AIM: Repeat the full listing, word for word.

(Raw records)
⁂

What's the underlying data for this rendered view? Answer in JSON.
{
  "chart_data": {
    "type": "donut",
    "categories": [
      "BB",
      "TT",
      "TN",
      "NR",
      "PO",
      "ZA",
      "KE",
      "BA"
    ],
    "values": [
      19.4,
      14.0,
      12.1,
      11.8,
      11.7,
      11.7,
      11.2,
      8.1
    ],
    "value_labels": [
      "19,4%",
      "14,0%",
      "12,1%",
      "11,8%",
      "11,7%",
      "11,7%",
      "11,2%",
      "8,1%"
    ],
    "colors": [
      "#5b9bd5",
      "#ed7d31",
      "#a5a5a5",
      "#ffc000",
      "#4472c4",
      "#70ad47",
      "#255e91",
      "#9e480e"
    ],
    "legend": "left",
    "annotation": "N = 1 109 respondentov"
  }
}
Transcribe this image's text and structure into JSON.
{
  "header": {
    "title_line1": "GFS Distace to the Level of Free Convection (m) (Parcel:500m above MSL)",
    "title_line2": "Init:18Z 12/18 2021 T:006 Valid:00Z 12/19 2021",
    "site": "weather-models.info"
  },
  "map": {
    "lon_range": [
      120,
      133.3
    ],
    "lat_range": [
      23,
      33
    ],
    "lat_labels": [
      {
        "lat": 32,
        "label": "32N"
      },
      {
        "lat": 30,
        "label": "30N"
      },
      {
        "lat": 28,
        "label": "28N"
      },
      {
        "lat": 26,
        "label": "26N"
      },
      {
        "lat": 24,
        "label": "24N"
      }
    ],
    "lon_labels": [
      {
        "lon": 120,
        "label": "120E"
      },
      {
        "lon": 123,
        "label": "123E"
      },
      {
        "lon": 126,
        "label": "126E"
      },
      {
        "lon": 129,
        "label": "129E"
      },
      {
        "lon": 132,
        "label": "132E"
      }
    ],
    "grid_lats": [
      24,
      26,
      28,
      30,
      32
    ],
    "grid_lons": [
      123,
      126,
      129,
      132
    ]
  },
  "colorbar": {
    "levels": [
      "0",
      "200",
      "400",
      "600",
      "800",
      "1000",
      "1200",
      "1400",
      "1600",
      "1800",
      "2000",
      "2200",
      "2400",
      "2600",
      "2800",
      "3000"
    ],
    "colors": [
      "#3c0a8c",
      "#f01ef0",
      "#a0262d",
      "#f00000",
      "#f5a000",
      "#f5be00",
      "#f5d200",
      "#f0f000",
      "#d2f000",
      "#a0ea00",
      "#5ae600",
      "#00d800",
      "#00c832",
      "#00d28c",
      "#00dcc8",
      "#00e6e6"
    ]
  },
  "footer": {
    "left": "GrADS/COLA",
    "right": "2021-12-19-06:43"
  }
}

⁂

RESPONSE BELOW:
What's the underlying data for this rendered view? Answer in JSON.
{
  "chart_data": {
    "type": "donut",
    "categories": [
      "BB",
      "TT",
      "TN",
      "NR",
      "PO",
      "ZA",
      "KE",
      "BA"
    ],
    "values": [
      19.4,
      14.0,
      12.1,
      11.8,
      11.7,
      11.7,
      11.2,
      8.1
    ],
    "value_labels": [
      "19,4%",
      "14,0%",
      "12,1%",
      "11,8%",
      "11,7%",
      "11,7%",
      "11,2%",
      "8,1%"
    ],
    "colors": [
      "#5b9bd5",
      "#ed7d31",
      "#a5a5a5",
      "#ffc000",
      "#4472c4",
      "#70ad47",
      "#255e91",
      "#9e480e"
    ],
    "legend": "left",
    "annotation": "N = 1 109 respondentov"
  }
}
Transcribe this image's text and structure into JSON.
{
  "header": {
    "title_line1": "GFS Distace to the Level of Free Convection (m) (Parcel:500m above MSL)",
    "title_line2": "Init:18Z 12/18 2021 T:006 Valid:00Z 12/19 2021",
    "site": "weather-models.info"
  },
  "map": {
    "lon_range": [
      120,
      133.3
    ],
    "lat_range": [
      23,
      33
    ],
    "lat_labels": [
      {
        "lat": 32,
        "label": "32N"
      },
      {
        "lat": 30,
        "label": "30N"
      },
      {
        "lat": 28,
        "label": "28N"
      },
      {
        "lat": 26,
        "label": "26N"
      },
      {
        "lat": 24,
        "label": "24N"
      }
    ],
    "lon_labels": [
      {
        "lon": 120,
        "label": "120E"
      },
      {
        "lon": 123,
        "label": "123E"
      },
      {
        "lon": 126,
        "label": "126E"
      },
      {
        "lon": 129,
        "label": "129E"
      },
      {
        "lon": 132,
        "label": "132E"
      }
    ],
    "grid_lats": [
      24,
      26,
      28,
      30,
      32
    ],
    "grid_lons": [
      123,
      126,
      129,
      132
    ]
  },
  "colorbar": {
    "levels": [
      "0",
      "200",
      "400",
      "600",
      "800",
      "1000",
      "1200",
      "1400",
      "1600",
      "1800",
      "2000",
      "2200",
      "2400",
      "2600",
      "2800",
      "3000"
    ],
    "colors": [
      "#3c0a8c",
      "#f01ef0",
      "#a0262d",
      "#f00000",
      "#f5a000",
      "#f5be00",
      "#f5d200",
      "#f0f000",
      "#d2f000",
      "#a0ea00",
      "#5ae600",
      "#00d800",
      "#00c832",
      "#00d28c",
      "#00dcc8",
      "#00e6e6"
    ]
  },
  "footer": {
    "left": "GrADS/COLA",
    "right": "2021-12-19-06:43"
  }
}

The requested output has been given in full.